▶ **WHAT IS ASKED**
Reproduce the data below word for word and line for line, omitting the pictures.
═══ TASK INPUTS
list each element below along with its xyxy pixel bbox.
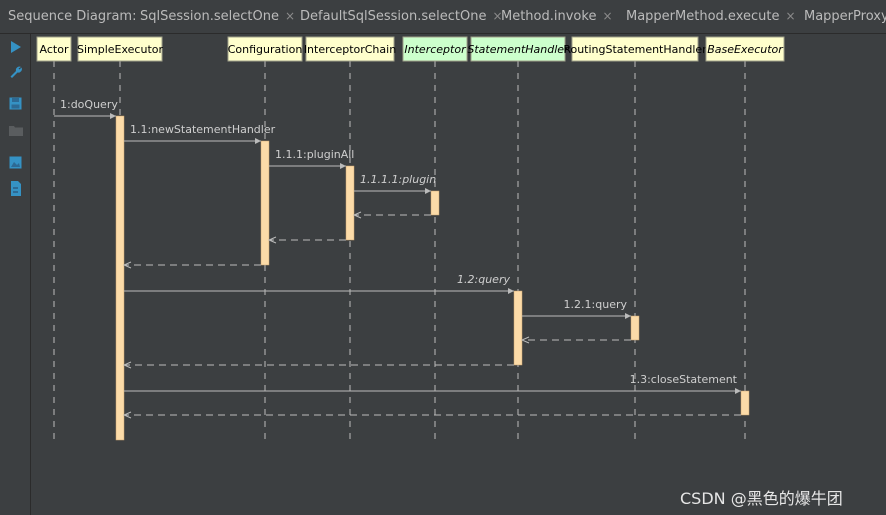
tab-label: MapperMethod.execute [626, 9, 780, 24]
participant-box [571, 36, 699, 62]
image-icon[interactable] [7, 154, 24, 171]
message-label: 1:doQuery [60, 98, 118, 111]
participant-box [470, 36, 566, 62]
tab-mappermethod-execute[interactable]: MapperMethod.execute × [626, 9, 796, 24]
activation-bar [740, 390, 750, 416]
participant-label: SimpleExecutor [77, 43, 164, 56]
message-label: 1.1.1:pluginAll [275, 148, 354, 161]
tab-label: Method.invoke [501, 9, 597, 24]
message-label: 1.2.1:query [564, 298, 628, 311]
participant-box [77, 36, 163, 62]
message-label: 1.1:newStatementHandler [130, 123, 276, 136]
activation-bar [630, 315, 640, 341]
return-arrow-head [267, 236, 277, 244]
return-arrow-head [520, 336, 530, 344]
participant-label: InterceptorChain [304, 43, 396, 56]
arrow-head [425, 188, 431, 194]
message-label: 1.1.1.1:plugin [360, 173, 436, 186]
export-icon[interactable] [7, 180, 24, 197]
play-icon[interactable] [7, 38, 24, 55]
close-icon[interactable]: × [785, 9, 796, 23]
participant-label: RoutingStatementHandler [563, 43, 707, 56]
tab-mapperproxy[interactable]: MapperProxy. [804, 9, 886, 24]
tab-label: MapperProxy. [804, 9, 886, 24]
close-icon[interactable]: × [492, 9, 503, 23]
participant-box [402, 36, 468, 62]
participant-box [227, 36, 303, 62]
diagram-toolbar [0, 34, 31, 515]
return-arrow-head [122, 261, 132, 269]
participant-label: BaseExecutor [707, 43, 784, 56]
participant-box [305, 36, 395, 62]
close-icon[interactable]: × [284, 9, 296, 23]
tab-bar-title: Sequence Diagram: [8, 9, 137, 24]
participant-label: StatementHandler [467, 43, 570, 56]
arrow-head [255, 138, 261, 144]
participant-label: Actor [40, 43, 69, 56]
arrow-head [340, 163, 346, 169]
arrow-head [110, 113, 116, 119]
tab-sqlsession-selectone[interactable]: SqlSession.selectOne × [140, 9, 295, 24]
participant-box [705, 36, 785, 62]
participant-label: Interceptor [404, 43, 467, 56]
tab-bar: Sequence Diagram: SqlSession.selectOne× … [0, 0, 886, 34]
watermark: CSDN @黑色的爆牛团 [680, 489, 843, 508]
activation-bar [260, 140, 270, 266]
message-label: 1.2:query [457, 273, 510, 286]
tab-defaultsqlsession-selectone[interactable]: DefaultSqlSession.selectOne × [300, 9, 503, 24]
folder-icon [7, 121, 24, 138]
activation-bar [345, 165, 355, 241]
tab-label: DefaultSqlSession.selectOne [300, 9, 487, 24]
arrow-head [508, 288, 514, 294]
return-arrow-head [352, 211, 362, 219]
close-icon[interactable]: × [602, 9, 613, 23]
tab-method-invoke[interactable]: Method.invoke × [501, 9, 613, 24]
activation-bar [513, 290, 523, 366]
return-arrow-head [122, 411, 132, 419]
activation-bar [430, 190, 440, 216]
arrow-head [625, 313, 631, 319]
return-arrow-head [122, 361, 132, 369]
activation-bar [115, 115, 125, 441]
participant-label: Configuration [228, 43, 303, 56]
wrench-icon[interactable] [7, 63, 24, 80]
tab-label: SqlSession.selectOne [140, 9, 279, 24]
arrow-head [735, 388, 741, 394]
save-icon[interactable] [7, 95, 24, 112]
participant-box [36, 36, 72, 62]
message-label: 1.3:closeStatement [630, 373, 738, 386]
══════
▶ **COMPLETE RESPONSE**
list each element below along with its xyxy pixel bbox.
tab-label: MapperMethod.execute [626, 9, 780, 24]
participant-box [571, 36, 699, 62]
image-icon[interactable] [7, 154, 24, 171]
message-label: 1:doQuery [60, 98, 118, 111]
participant-box [470, 36, 566, 62]
tab-mappermethod-execute[interactable]: MapperMethod.execute × [626, 9, 796, 24]
activation-bar [740, 390, 750, 416]
participant-label: SimpleExecutor [77, 43, 164, 56]
message-label: 1.1.1:pluginAll [275, 148, 354, 161]
tab-label: Method.invoke [501, 9, 597, 24]
message-label: 1.2.1:query [564, 298, 628, 311]
participant-box [77, 36, 163, 62]
message-label: 1.1:newStatementHandler [130, 123, 276, 136]
activation-bar [630, 315, 640, 341]
return-arrow-head [267, 236, 277, 244]
return-arrow-head [520, 336, 530, 344]
participant-label: InterceptorChain [304, 43, 396, 56]
arrow-head [425, 188, 431, 194]
message-label: 1.1.1.1:plugin [360, 173, 436, 186]
export-icon[interactable] [7, 180, 24, 197]
play-icon[interactable] [7, 38, 24, 55]
close-icon[interactable]: × [785, 9, 796, 23]
participant-label: RoutingStatementHandler [563, 43, 707, 56]
tab-mapperproxy[interactable]: MapperProxy. [804, 9, 886, 24]
tab-label: MapperProxy. [804, 9, 886, 24]
close-icon[interactable]: × [492, 9, 503, 23]
participant-box [402, 36, 468, 62]
participant-box [227, 36, 303, 62]
diagram-toolbar [0, 34, 31, 515]
return-arrow-head [122, 261, 132, 269]
participant-label: BaseExecutor [707, 43, 784, 56]
participant-box [305, 36, 395, 62]
close-icon[interactable]: × [284, 9, 296, 23]
tab-bar-title: Sequence Diagram: [8, 9, 137, 24]
participant-label: StatementHandler [467, 43, 570, 56]
arrow-head [255, 138, 261, 144]
participant-label: Actor [40, 43, 69, 56]
arrow-head [340, 163, 346, 169]
arrow-head [110, 113, 116, 119]
tab-sqlsession-selectone[interactable]: SqlSession.selectOne × [140, 9, 295, 24]
participant-box [705, 36, 785, 62]
participant-label: Interceptor [404, 43, 467, 56]
tab-bar: Sequence Diagram: SqlSession.selectOne× … [0, 0, 886, 34]
watermark: CSDN @黑色的爆牛团 [680, 489, 843, 508]
activation-bar [260, 140, 270, 266]
message-label: 1.2:query [457, 273, 510, 286]
tab-defaultsqlsession-selectone[interactable]: DefaultSqlSession.selectOne × [300, 9, 503, 24]
folder-icon [7, 121, 24, 138]
activation-bar [345, 165, 355, 241]
tab-label: DefaultSqlSession.selectOne [300, 9, 487, 24]
arrow-head [508, 288, 514, 294]
return-arrow-head [352, 211, 362, 219]
close-icon[interactable]: × [602, 9, 613, 23]
tab-method-invoke[interactable]: Method.invoke × [501, 9, 613, 24]
activation-bar [513, 290, 523, 366]
return-arrow-head [122, 411, 132, 419]
activation-bar [430, 190, 440, 216]
arrow-head [625, 313, 631, 319]
return-arrow-head [122, 361, 132, 369]
activation-bar [115, 115, 125, 441]
participant-label: Configuration [228, 43, 303, 56]
wrench-icon[interactable] [7, 63, 24, 80]
tab-label: SqlSession.selectOne [140, 9, 279, 24]
arrow-head [735, 388, 741, 394]
save-icon[interactable] [7, 95, 24, 112]
participant-box [36, 36, 72, 62]
message-label: 1.3:closeStatement [630, 373, 738, 386]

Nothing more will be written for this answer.